Work instruction A: In the Whitehouse biography, where was Whitehouse born?
Work instruction B: Please retype everything in the Whitehouse biography from "Harold Leslie Keer Whitehouse (13" down to "British Bryological Society.".

= Harold Leslie Keer Whitehouse =

UK botanist (1917–2000)

Harold Leslie Keer Whitehouse (13 April 1917 – 18 January 2000) was a British botanist and bryologist. He is credited with a discovery of a number of species, as well as with being a president of the British Bryological Society.

Whitehouse was born in Churchdown, Gloucestershire, Great Britain. His father, Arnold Arthur Gray Whitehouse, was a schoolteacher and a Cambridge graduate in mathematics, and Harold Leslie Keer Whitehouse had two brothers, an older and a younger one. Harold Whitehouse entered Queen’s College, University of Cambridge in 1936, and eventually started a PhD in biology under supervision of David Catcheside. His graduate studies were interrupted by World War II, during which he was detached to the Royal Air Force photographic unit in Medmenham, Buckinghamshire. After the war, Whitehouse returned to Cambridge and was awarded a PhD on the genetics of ascomycetes. Subsequently, he was hired by the Botany School at Cambridge. He was appointer lecturer in 1952 and reader in 1969, retiring in 1984.

The botanical speciality of Whitehouse was mosses. In particular, he described Dicranella staphylina in 1969.

He was married to Patricia Horlick and had two daughters.

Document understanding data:

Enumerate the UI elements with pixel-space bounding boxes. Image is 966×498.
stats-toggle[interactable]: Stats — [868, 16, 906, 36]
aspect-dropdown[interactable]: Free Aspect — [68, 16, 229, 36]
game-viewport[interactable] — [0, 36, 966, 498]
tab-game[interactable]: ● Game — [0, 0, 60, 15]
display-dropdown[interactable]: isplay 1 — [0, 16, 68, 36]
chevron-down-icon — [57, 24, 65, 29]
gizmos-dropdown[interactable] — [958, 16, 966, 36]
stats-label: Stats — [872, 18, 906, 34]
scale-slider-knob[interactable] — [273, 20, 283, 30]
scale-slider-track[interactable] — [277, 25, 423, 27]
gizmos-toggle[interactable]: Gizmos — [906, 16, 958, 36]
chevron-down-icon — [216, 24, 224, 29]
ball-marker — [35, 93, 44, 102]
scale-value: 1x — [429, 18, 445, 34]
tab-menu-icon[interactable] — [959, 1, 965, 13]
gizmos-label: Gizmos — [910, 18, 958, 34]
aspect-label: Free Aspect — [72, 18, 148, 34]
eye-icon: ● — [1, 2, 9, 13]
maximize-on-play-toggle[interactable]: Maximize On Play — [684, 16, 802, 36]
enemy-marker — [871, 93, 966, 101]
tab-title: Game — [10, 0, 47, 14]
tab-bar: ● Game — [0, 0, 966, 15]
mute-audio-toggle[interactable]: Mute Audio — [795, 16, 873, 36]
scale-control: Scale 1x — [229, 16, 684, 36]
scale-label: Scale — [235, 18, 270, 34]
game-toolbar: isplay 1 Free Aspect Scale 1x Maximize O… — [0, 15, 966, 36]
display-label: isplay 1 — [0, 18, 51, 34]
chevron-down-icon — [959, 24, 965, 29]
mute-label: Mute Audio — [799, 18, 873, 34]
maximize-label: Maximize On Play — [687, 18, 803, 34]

Exercise answer A: Churchdown, Gloucestershire, Great Britain.

Exercise answer B:
Harold Leslie Keer Whitehouse (13 April 1917 – 18 January 2000) was a British botanist and bryologist. He is credited with a discovery of a number of species, as well as with being a president of the British Bryological Society.